▼▼▼

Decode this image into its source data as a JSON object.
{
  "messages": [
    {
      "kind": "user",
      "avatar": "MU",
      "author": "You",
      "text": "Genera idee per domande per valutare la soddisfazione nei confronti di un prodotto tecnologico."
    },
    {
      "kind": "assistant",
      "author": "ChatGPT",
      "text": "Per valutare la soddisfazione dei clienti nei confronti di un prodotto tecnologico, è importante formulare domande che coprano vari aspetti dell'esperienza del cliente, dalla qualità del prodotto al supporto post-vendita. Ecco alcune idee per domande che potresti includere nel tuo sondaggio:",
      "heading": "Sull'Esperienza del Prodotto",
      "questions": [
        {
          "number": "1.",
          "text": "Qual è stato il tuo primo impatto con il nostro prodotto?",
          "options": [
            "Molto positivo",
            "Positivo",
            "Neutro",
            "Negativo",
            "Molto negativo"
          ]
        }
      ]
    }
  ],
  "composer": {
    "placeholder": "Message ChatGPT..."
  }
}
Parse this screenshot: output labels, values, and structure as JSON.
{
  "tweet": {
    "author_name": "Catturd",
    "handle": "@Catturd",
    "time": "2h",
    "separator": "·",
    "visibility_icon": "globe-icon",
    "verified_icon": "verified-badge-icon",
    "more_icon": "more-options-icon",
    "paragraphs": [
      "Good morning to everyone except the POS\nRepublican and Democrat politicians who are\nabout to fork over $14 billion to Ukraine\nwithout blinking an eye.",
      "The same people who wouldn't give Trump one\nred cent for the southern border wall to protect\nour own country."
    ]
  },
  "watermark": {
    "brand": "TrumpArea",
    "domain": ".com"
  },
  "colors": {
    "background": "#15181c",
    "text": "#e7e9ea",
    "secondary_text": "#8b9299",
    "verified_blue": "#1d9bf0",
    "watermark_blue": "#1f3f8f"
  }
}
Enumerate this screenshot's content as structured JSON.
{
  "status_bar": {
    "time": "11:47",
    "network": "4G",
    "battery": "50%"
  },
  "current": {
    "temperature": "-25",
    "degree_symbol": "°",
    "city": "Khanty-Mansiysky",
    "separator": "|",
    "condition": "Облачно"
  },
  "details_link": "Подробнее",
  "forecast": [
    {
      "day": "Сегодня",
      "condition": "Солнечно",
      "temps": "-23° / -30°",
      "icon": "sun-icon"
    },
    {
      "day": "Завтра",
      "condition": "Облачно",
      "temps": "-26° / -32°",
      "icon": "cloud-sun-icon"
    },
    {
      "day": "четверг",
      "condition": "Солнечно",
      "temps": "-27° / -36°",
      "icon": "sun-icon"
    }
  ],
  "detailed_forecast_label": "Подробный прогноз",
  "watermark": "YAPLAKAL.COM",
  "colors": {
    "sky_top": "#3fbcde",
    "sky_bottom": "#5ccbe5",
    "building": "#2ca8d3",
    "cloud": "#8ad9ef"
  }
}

▲▲▲

**Given exercise:** Please restate the data word for word, every record included.

**Solution to the exercise:**
Decode this image into its source data as a JSON object.
{
  "messages": [
    {
      "kind": "user",
      "avatar": "MU",
      "author": "You",
      "text": "Genera idee per domande per valutare la soddisfazione nei confronti di un prodotto tecnologico."
    },
    {
      "kind": "assistant",
      "author": "ChatGPT",
      "text": "Per valutare la soddisfazione dei clienti nei confronti di un prodotto tecnologico, è importante formulare domande che coprano vari aspetti dell'esperienza del cliente, dalla qualità del prodotto al supporto post-vendita. Ecco alcune idee per domande che potresti includere nel tuo sondaggio:",
      "heading": "Sull'Esperienza del Prodotto",
      "questions": [
        {
          "number": "1.",
          "text": "Qual è stato il tuo primo impatto con il nostro prodotto?",
          "options": [
            "Molto positivo",
            "Positivo",
            "Neutro",
            "Negativo",
            "Molto negativo"
          ]
        }
      ]
    }
  ],
  "composer": {
    "placeholder": "Message ChatGPT..."
  }
}
Parse this screenshot: output labels, values, and structure as JSON.
{
  "tweet": {
    "author_name": "Catturd",
    "handle": "@Catturd",
    "time": "2h",
    "separator": "·",
    "visibility_icon": "globe-icon",
    "verified_icon": "verified-badge-icon",
    "more_icon": "more-options-icon",
    "paragraphs": [
      "Good morning to everyone except the POS\nRepublican and Democrat politicians who are\nabout to fork over $14 billion to Ukraine\nwithout blinking an eye.",
      "The same people who wouldn't give Trump one\nred cent for the southern border wall to protect\nour own country."
    ]
  },
  "watermark": {
    "brand": "TrumpArea",
    "domain": ".com"
  },
  "colors": {
    "background": "#15181c",
    "text": "#e7e9ea",
    "secondary_text": "#8b9299",
    "verified_blue": "#1d9bf0",
    "watermark_blue": "#1f3f8f"
  }
}
Enumerate this screenshot's content as structured JSON.
{
  "status_bar": {
    "time": "11:47",
    "network": "4G",
    "battery": "50%"
  },
  "current": {
    "temperature": "-25",
    "degree_symbol": "°",
    "city": "Khanty-Mansiysky",
    "separator": "|",
    "condition": "Облачно"
  },
  "details_link": "Подробнее",
  "forecast": [
    {
      "day": "Сегодня",
      "condition": "Солнечно",
      "temps": "-23° / -30°",
      "icon": "sun-icon"
    },
    {
      "day": "Завтра",
      "condition": "Облачно",
      "temps": "-26° / -32°",
      "icon": "cloud-sun-icon"
    },
    {
      "day": "четверг",
      "condition": "Солнечно",
      "temps": "-27° / -36°",
      "icon": "sun-icon"
    }
  ],
  "detailed_forecast_label": "Подробный прогноз",
  "watermark": "YAPLAKAL.COM",
  "colors": {
    "sky_top": "#3fbcde",
    "sky_bottom": "#5ccbe5",
    "building": "#2ca8d3",
    "cloud": "#8ad9ef"
  }
}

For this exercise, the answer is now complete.